# Aim of the exercise
Wherever the word "Have" appears in a line, copy that line.

[Dataset rows about figures]
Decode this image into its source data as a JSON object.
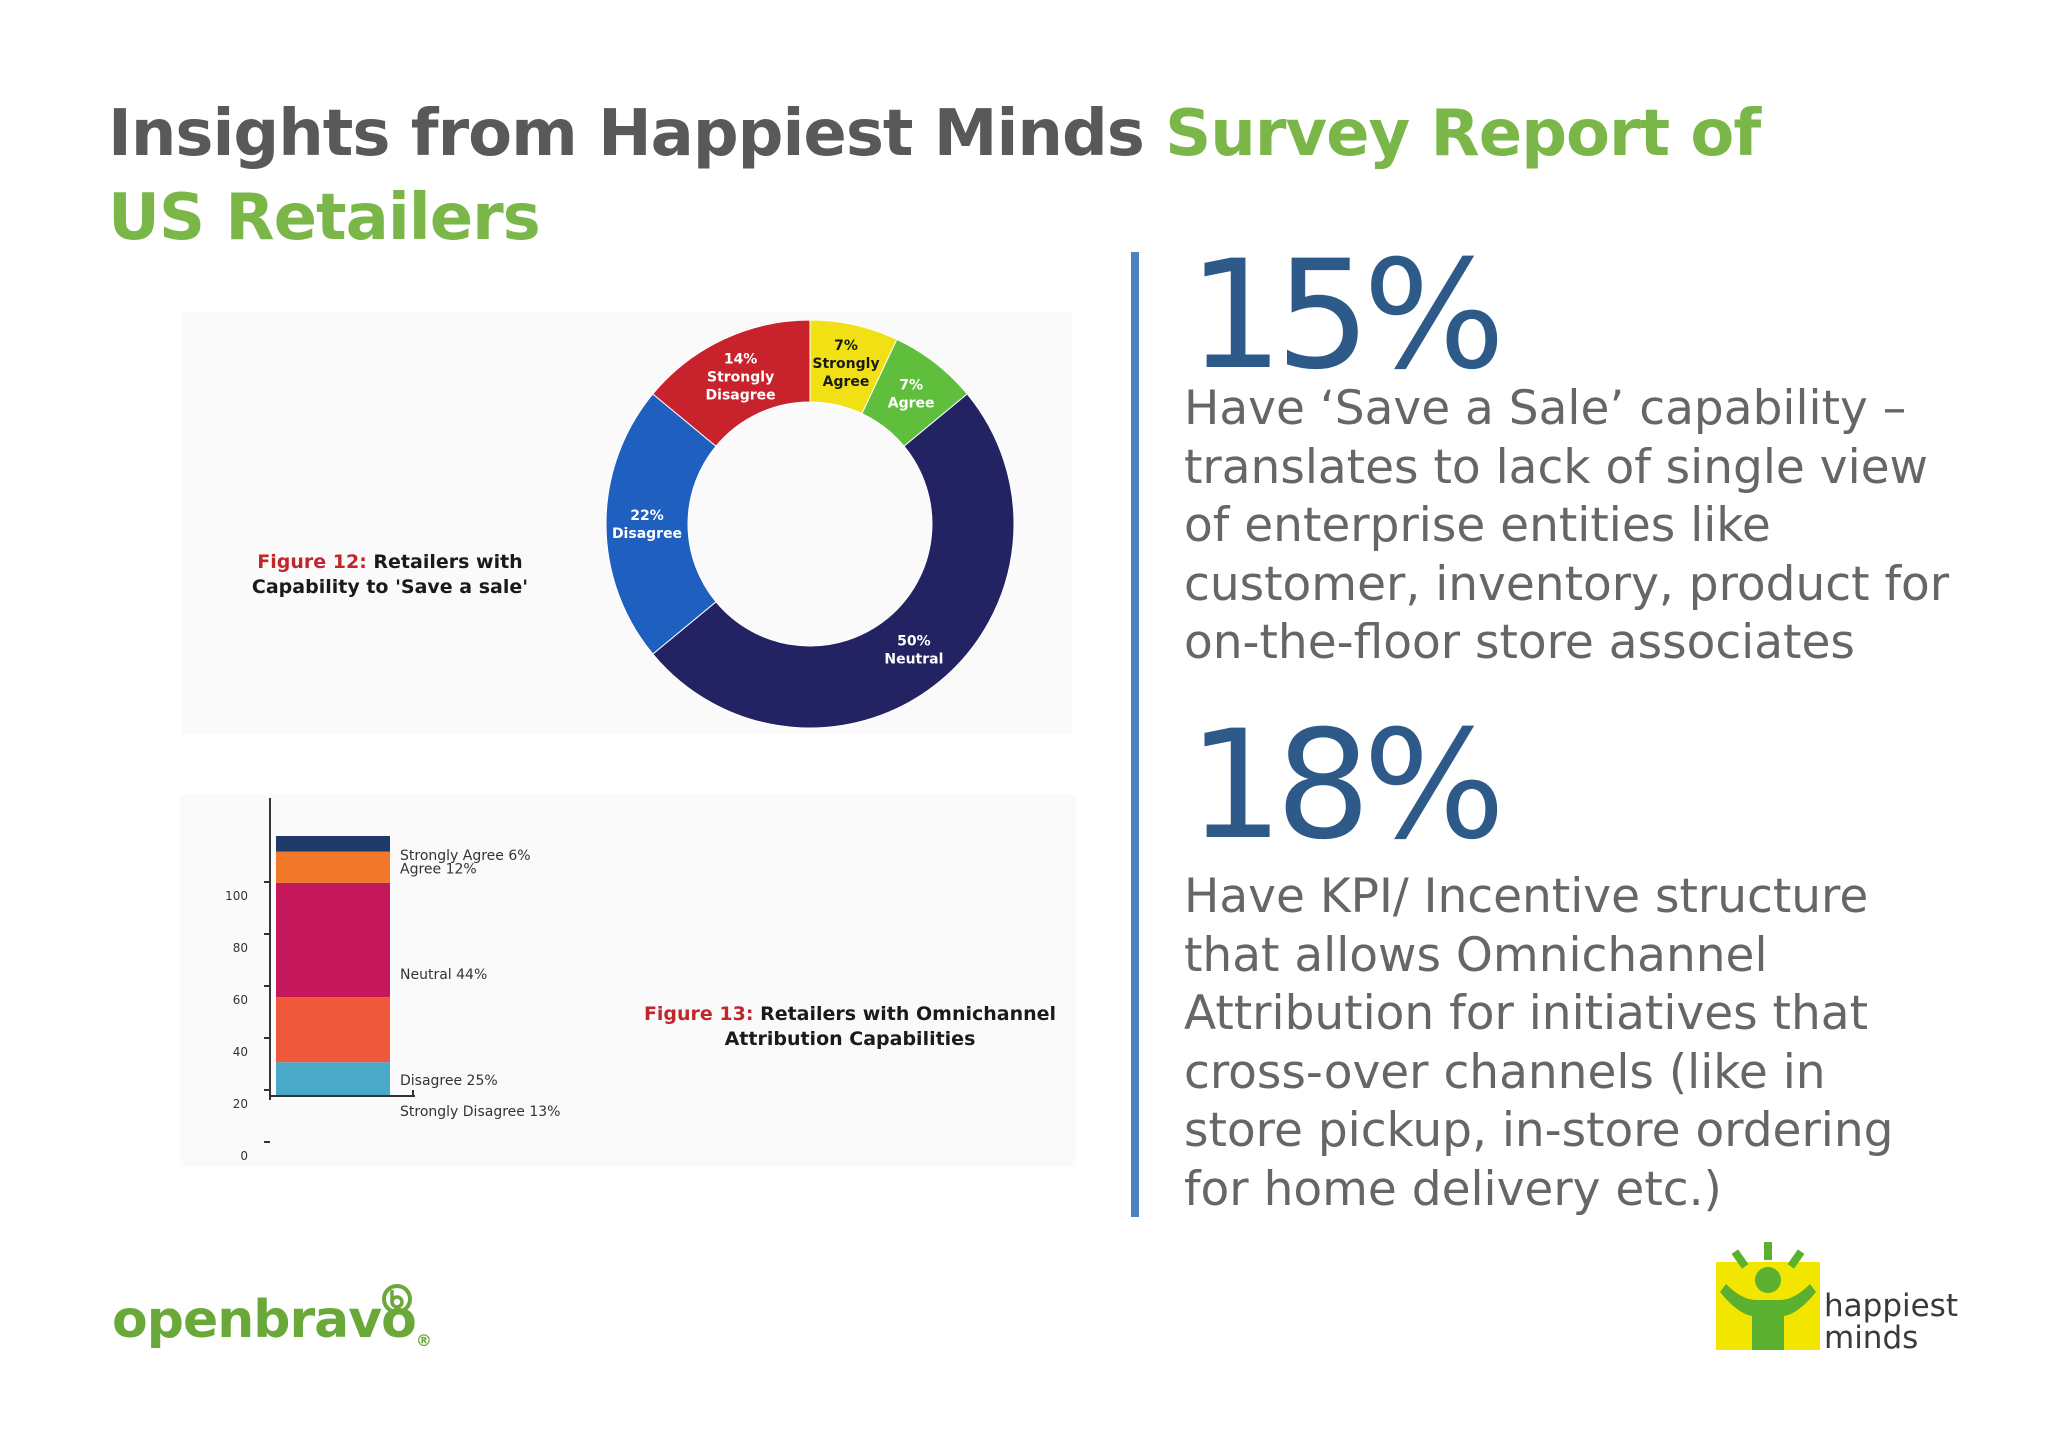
{
  "title": {
    "part1": "Insights from Happiest Minds ",
    "part2": "Survey Report of US Retailers"
  },
  "fig12": {
    "caption_num": "Figure 12:",
    "caption_text": " Retailers with Capability to 'Save a sale'"
  },
  "fig13": {
    "caption_num": "Figure 13:",
    "caption_text": " Retailers with Omnichannel Attribution Capabilities"
  },
  "chart_data": [
    {
      "type": "pie",
      "title": "Figure 12: Retailers with Capability to 'Save a sale'",
      "categories": [
        "Strongly Agree",
        "Agree",
        "Neutral",
        "Disagree",
        "Strongly Disagree"
      ],
      "values": [
        7,
        7,
        50,
        22,
        14
      ],
      "labels": [
        "7%",
        "7%",
        "50%",
        "22%",
        "14%"
      ],
      "colors": [
        "#f0e014",
        "#5fbf3c",
        "#232262",
        "#1f5fbf",
        "#c8222c"
      ]
    },
    {
      "type": "bar",
      "title": "Figure 13: Retailers with Omnichannel Attribution Capabilities",
      "stacked": true,
      "categories": [
        "Strongly Disagree",
        "Disagree",
        "Neutral",
        "Agree",
        "Strongly Agree"
      ],
      "values": [
        13,
        25,
        44,
        12,
        6
      ],
      "labels": [
        "Strongly Disagree 13%",
        "Disagree 25%",
        "Neutral 44%",
        "Agree 12%",
        "Strongly Agree 6%"
      ],
      "colors": [
        "#4aa8c8",
        "#f0583c",
        "#c4185a",
        "#f07828",
        "#1f3a6a"
      ],
      "yticks": [
        "0",
        "20",
        "40",
        "60",
        "80",
        "100"
      ],
      "ylim": [
        0,
        100
      ]
    }
  ],
  "stats": [
    {
      "value": "15%",
      "lines": [
        "Have ‘Save a Sale’ capability –",
        "translates to lack of single view",
        "of enterprise entities like",
        "customer, inventory, product for",
        "on-the-floor store associates"
      ]
    },
    {
      "value": "18%",
      "lines": [
        "Have KPI/ Incentive structure",
        "that allows Omnichannel",
        "Attribution for initiatives that",
        "cross-over channels (like in",
        "store pickup, in-store ordering",
        "for home delivery etc.)"
      ]
    }
  ],
  "logos": {
    "openbravo": "openbravo",
    "happiest_line1": "happiest",
    "happiest_line2": "minds"
  }
}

# Output for this task
        "Have ‘Save a Sale’ capability –",
        "Have KPI/ Incentive structure",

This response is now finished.